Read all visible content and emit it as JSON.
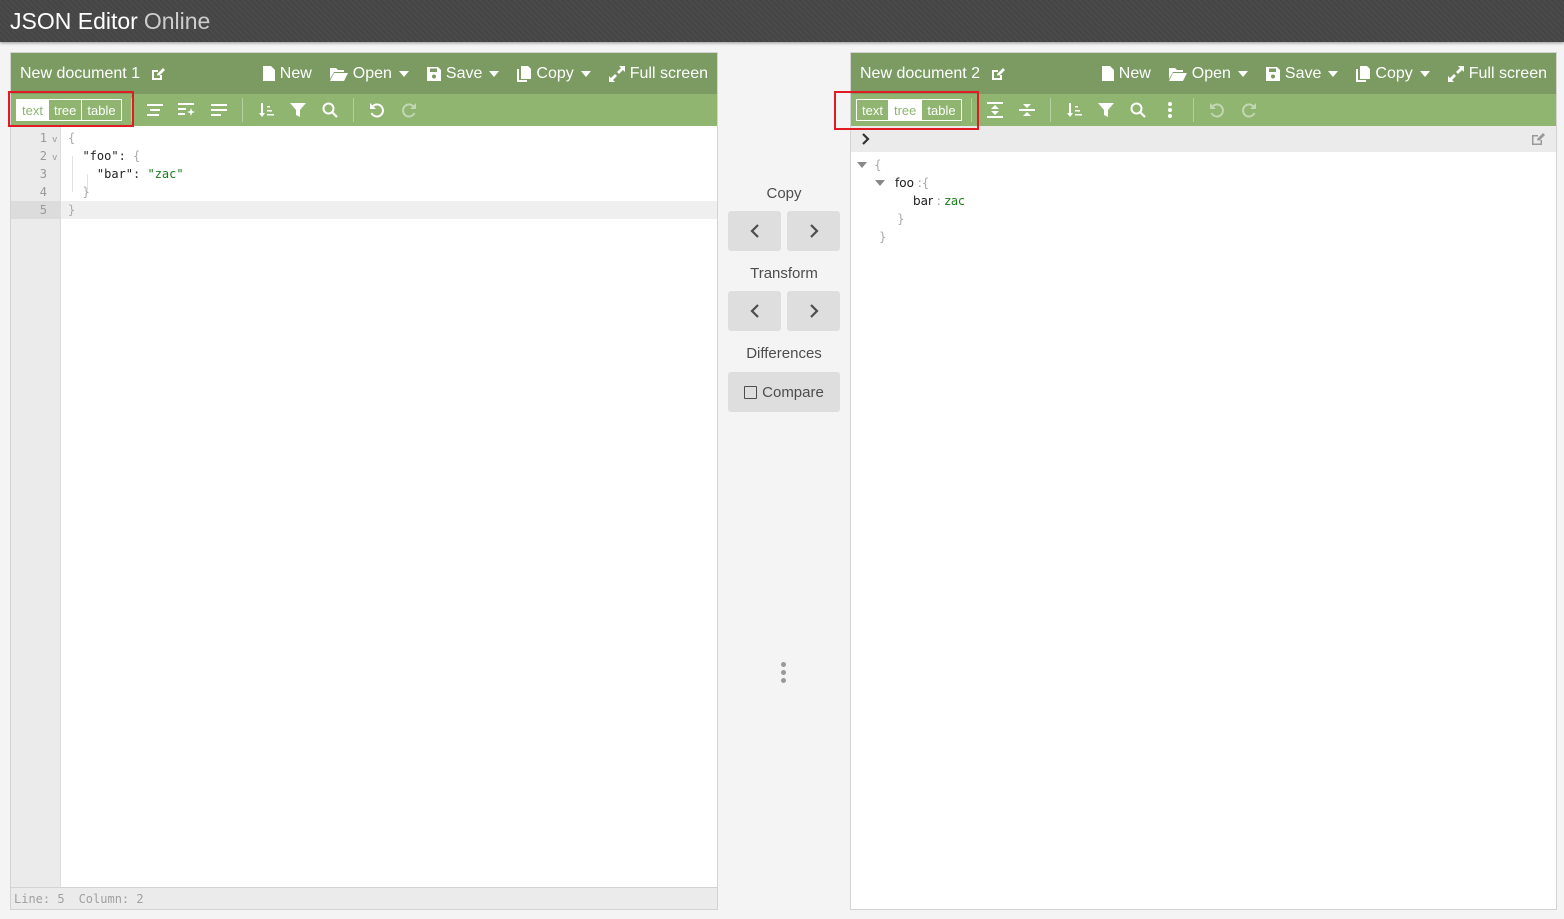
{
  "app": {
    "title_strong": "JSON Editor",
    "title_light": "Online"
  },
  "colors": {
    "menu_bar": "#7b9b63",
    "toolbar": "#8fb571",
    "highlight": "#e01b24",
    "string_value": "#1a7d1a"
  },
  "left_panel": {
    "document_title": "New document 1",
    "menu": {
      "new_label": "New",
      "open_label": "Open",
      "save_label": "Save",
      "copy_label": "Copy",
      "fullscreen_label": "Full screen"
    },
    "modes": [
      {
        "label": "text",
        "active": true
      },
      {
        "label": "tree",
        "active": false
      },
      {
        "label": "table",
        "active": false
      }
    ],
    "toolbar_icons": [
      "format-icon",
      "smart-format-icon",
      "compact-icon",
      "sort-icon",
      "filter-icon",
      "search-icon",
      "undo-icon",
      "redo-icon"
    ],
    "code_lines": [
      {
        "number": "1",
        "fold": "v",
        "text": "{"
      },
      {
        "number": "2",
        "fold": "v",
        "text": "  \"foo\": {"
      },
      {
        "number": "3",
        "fold": "",
        "text": "    \"bar\": \"zac\""
      },
      {
        "number": "4",
        "fold": "",
        "text": "  }"
      },
      {
        "number": "5",
        "fold": "",
        "text": "}"
      }
    ],
    "active_line": 5,
    "status": {
      "line_label": "Line: 5",
      "column_label": "Column: 2"
    }
  },
  "middle": {
    "copy_label": "Copy",
    "transform_label": "Transform",
    "differences_label": "Differences",
    "compare_label": "Compare",
    "compare_checked": false
  },
  "right_panel": {
    "document_title": "New document 2",
    "menu": {
      "new_label": "New",
      "open_label": "Open",
      "save_label": "Save",
      "copy_label": "Copy",
      "fullscreen_label": "Full screen"
    },
    "modes": [
      {
        "label": "text",
        "active": false
      },
      {
        "label": "tree",
        "active": true
      },
      {
        "label": "table",
        "active": false
      }
    ],
    "toolbar_icons": [
      "expand-all-icon",
      "collapse-all-icon",
      "sort-icon",
      "filter-icon",
      "search-icon",
      "more-icon",
      "undo-icon",
      "redo-icon"
    ],
    "tree": {
      "root_open": "{",
      "key": "foo",
      "separator": ":",
      "child_open": "{",
      "child_key": "bar",
      "child_value": "zac",
      "child_close": "}",
      "root_close": "}"
    }
  }
}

==*==

Repeat the data above exactly, but not the pictures.

Read all visible content and emit it as JSON.
{
  "app": {
    "title_strong": "JSON Editor",
    "title_light": "Online"
  },
  "colors": {
    "menu_bar": "#7b9b63",
    "toolbar": "#8fb571",
    "highlight": "#e01b24",
    "string_value": "#1a7d1a"
  },
  "left_panel": {
    "document_title": "New document 1",
    "menu": {
      "new_label": "New",
      "open_label": "Open",
      "save_label": "Save",
      "copy_label": "Copy",
      "fullscreen_label": "Full screen"
    },
    "modes": [
      {
        "label": "text",
        "active": true
      },
      {
        "label": "tree",
        "active": false
      },
      {
        "label": "table",
        "active": false
      }
    ],
    "toolbar_icons": [
      "format-icon",
      "smart-format-icon",
      "compact-icon",
      "sort-icon",
      "filter-icon",
      "search-icon",
      "undo-icon",
      "redo-icon"
    ],
    "code_lines": [
      {
        "number": "1",
        "fold": "v",
        "text": "{"
      },
      {
        "number": "2",
        "fold": "v",
        "text": "  \"foo\": {"
      },
      {
        "number": "3",
        "fold": "",
        "text": "    \"bar\": \"zac\""
      },
      {
        "number": "4",
        "fold": "",
        "text": "  }"
      },
      {
        "number": "5",
        "fold": "",
        "text": "}"
      }
    ],
    "active_line": 5,
    "status": {
      "line_label": "Line: 5",
      "column_label": "Column: 2"
    }
  },
  "middle": {
    "copy_label": "Copy",
    "transform_label": "Transform",
    "differences_label": "Differences",
    "compare_label": "Compare",
    "compare_checked": false
  },
  "right_panel": {
    "document_title": "New document 2",
    "menu": {
      "new_label": "New",
      "open_label": "Open",
      "save_label": "Save",
      "copy_label": "Copy",
      "fullscreen_label": "Full screen"
    },
    "modes": [
      {
        "label": "text",
        "active": false
      },
      {
        "label": "tree",
        "active": true
      },
      {
        "label": "table",
        "active": false
      }
    ],
    "toolbar_icons": [
      "expand-all-icon",
      "collapse-all-icon",
      "sort-icon",
      "filter-icon",
      "search-icon",
      "more-icon",
      "undo-icon",
      "redo-icon"
    ],
    "tree": {
      "root_open": "{",
      "key": "foo",
      "separator": ":",
      "child_open": "{",
      "child_key": "bar",
      "child_value": "zac",
      "child_close": "}",
      "root_close": "}"
    }
  }
}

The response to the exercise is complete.